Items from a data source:
- - - -

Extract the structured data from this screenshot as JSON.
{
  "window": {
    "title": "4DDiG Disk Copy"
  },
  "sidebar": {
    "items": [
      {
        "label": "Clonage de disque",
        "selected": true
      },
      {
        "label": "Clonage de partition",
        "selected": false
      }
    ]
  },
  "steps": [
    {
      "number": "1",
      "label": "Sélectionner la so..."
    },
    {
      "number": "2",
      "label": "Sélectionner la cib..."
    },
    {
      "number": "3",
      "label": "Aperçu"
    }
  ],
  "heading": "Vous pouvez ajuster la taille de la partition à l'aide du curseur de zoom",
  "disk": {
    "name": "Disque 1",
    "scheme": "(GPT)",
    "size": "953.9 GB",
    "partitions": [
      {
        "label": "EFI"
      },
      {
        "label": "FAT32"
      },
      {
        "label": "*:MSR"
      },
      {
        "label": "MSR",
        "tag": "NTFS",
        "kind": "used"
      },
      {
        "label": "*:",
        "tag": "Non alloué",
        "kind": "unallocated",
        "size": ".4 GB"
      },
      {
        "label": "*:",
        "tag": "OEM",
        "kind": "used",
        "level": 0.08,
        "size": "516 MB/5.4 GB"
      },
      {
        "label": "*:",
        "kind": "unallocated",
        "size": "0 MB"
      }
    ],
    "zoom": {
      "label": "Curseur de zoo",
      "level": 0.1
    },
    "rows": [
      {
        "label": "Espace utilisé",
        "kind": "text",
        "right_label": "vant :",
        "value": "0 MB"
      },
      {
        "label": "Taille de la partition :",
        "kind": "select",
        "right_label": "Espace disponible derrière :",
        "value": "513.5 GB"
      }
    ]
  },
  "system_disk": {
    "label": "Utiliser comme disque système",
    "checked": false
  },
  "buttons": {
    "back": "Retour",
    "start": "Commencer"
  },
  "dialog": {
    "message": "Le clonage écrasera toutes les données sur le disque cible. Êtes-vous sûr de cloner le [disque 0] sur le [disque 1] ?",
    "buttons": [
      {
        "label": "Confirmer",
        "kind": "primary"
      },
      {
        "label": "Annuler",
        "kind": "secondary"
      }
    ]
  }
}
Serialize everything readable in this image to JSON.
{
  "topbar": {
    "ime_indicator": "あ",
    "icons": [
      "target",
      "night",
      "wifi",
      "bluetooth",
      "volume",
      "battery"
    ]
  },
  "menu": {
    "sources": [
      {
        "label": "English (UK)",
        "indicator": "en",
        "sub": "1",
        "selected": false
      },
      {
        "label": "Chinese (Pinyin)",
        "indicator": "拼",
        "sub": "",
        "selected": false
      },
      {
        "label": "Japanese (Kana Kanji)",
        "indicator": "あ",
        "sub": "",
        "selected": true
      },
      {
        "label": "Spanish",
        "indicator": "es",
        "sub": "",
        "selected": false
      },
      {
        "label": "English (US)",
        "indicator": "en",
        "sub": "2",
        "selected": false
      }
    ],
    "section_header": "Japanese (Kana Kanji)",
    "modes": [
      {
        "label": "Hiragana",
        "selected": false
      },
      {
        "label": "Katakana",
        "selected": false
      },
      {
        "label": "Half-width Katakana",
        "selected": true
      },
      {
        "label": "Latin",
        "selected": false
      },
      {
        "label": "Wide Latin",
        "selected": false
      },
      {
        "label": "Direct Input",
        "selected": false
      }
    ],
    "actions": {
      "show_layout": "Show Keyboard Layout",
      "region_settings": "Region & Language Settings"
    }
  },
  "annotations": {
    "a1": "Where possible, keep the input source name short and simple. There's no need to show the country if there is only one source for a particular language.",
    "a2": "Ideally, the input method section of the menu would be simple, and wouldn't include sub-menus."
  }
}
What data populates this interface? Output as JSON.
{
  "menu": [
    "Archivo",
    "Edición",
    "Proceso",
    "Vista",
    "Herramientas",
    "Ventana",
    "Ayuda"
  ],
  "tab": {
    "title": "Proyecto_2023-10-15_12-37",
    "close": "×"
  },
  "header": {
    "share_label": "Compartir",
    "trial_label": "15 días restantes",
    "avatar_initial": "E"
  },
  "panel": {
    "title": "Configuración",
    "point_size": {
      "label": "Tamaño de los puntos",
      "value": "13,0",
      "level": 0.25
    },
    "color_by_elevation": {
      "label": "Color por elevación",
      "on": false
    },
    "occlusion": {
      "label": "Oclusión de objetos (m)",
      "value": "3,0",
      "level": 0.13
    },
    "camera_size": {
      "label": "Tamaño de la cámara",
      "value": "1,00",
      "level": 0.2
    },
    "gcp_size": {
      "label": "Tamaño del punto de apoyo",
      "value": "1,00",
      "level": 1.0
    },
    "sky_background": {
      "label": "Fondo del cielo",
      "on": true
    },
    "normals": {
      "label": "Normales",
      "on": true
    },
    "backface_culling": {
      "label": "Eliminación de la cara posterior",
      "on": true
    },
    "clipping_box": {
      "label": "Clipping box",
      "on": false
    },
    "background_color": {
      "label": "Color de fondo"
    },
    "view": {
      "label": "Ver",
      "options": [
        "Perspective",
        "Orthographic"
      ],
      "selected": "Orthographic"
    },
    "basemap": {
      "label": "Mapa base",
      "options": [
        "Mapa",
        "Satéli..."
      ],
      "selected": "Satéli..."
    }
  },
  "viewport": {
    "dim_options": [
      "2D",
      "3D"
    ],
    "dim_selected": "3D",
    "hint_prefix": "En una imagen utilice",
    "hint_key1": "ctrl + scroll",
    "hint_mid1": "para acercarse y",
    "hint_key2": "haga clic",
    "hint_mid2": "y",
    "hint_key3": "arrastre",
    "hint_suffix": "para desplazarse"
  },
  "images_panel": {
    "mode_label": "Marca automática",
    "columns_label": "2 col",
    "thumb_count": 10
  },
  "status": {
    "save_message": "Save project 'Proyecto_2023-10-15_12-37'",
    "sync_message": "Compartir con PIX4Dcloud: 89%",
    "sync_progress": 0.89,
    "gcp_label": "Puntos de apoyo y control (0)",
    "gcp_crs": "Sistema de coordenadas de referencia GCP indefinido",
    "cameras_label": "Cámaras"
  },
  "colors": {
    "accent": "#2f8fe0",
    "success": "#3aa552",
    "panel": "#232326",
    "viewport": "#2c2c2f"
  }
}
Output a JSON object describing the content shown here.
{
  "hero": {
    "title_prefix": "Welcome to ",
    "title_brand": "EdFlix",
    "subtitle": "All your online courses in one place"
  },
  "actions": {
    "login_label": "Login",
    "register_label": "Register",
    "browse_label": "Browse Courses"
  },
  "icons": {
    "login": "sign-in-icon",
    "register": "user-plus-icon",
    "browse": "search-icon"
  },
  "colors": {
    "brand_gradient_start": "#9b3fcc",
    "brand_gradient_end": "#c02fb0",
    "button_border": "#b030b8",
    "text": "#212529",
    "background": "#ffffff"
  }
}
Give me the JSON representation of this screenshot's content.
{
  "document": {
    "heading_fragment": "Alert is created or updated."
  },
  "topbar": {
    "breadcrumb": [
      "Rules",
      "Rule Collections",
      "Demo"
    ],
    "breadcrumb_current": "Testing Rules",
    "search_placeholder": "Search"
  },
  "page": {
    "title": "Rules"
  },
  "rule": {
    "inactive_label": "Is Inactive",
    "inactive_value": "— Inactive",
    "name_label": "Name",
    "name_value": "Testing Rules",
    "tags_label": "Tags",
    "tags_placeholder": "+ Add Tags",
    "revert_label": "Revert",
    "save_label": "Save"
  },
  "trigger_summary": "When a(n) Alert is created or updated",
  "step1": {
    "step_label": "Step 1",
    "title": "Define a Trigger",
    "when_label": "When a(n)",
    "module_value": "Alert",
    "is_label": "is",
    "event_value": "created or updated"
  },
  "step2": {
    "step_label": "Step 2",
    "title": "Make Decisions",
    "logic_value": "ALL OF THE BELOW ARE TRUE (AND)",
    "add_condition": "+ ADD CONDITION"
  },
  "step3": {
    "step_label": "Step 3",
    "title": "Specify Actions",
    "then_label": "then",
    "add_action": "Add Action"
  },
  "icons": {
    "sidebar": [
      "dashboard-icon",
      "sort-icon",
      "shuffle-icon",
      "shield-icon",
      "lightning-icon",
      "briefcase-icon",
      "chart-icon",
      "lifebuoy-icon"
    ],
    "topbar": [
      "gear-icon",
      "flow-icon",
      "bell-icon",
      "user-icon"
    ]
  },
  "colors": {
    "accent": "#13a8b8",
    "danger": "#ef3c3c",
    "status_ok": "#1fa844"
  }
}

- - - -

Goal: Everything from the line containing "Give me the" to the end of the data above should be quoted exactly, please, both ends included, and nothing outside that span.

Result of this task:
Give me the JSON representation of this screenshot's content.
{
  "document": {
    "heading_fragment": "Alert is created or updated."
  },
  "topbar": {
    "breadcrumb": [
      "Rules",
      "Rule Collections",
      "Demo"
    ],
    "breadcrumb_current": "Testing Rules",
    "search_placeholder": "Search"
  },
  "page": {
    "title": "Rules"
  },
  "rule": {
    "inactive_label": "Is Inactive",
    "inactive_value": "— Inactive",
    "name_label": "Name",
    "name_value": "Testing Rules",
    "tags_label": "Tags",
    "tags_placeholder": "+ Add Tags",
    "revert_label": "Revert",
    "save_label": "Save"
  },
  "trigger_summary": "When a(n) Alert is created or updated",
  "step1": {
    "step_label": "Step 1",
    "title": "Define a Trigger",
    "when_label": "When a(n)",
    "module_value": "Alert",
    "is_label": "is",
    "event_value": "created or updated"
  },
  "step2": {
    "step_label": "Step 2",
    "title": "Make Decisions",
    "logic_value": "ALL OF THE BELOW ARE TRUE (AND)",
    "add_condition": "+ ADD CONDITION"
  },
  "step3": {
    "step_label": "Step 3",
    "title": "Specify Actions",
    "then_label": "then",
    "add_action": "Add Action"
  },
  "icons": {
    "sidebar": [
      "dashboard-icon",
      "sort-icon",
      "shuffle-icon",
      "shield-icon",
      "lightning-icon",
      "briefcase-icon",
      "chart-icon",
      "lifebuoy-icon"
    ],
    "topbar": [
      "gear-icon",
      "flow-icon",
      "bell-icon",
      "user-icon"
    ]
  },
  "colors": {
    "accent": "#13a8b8",
    "danger": "#ef3c3c",
    "status_ok": "#1fa844"
  }
}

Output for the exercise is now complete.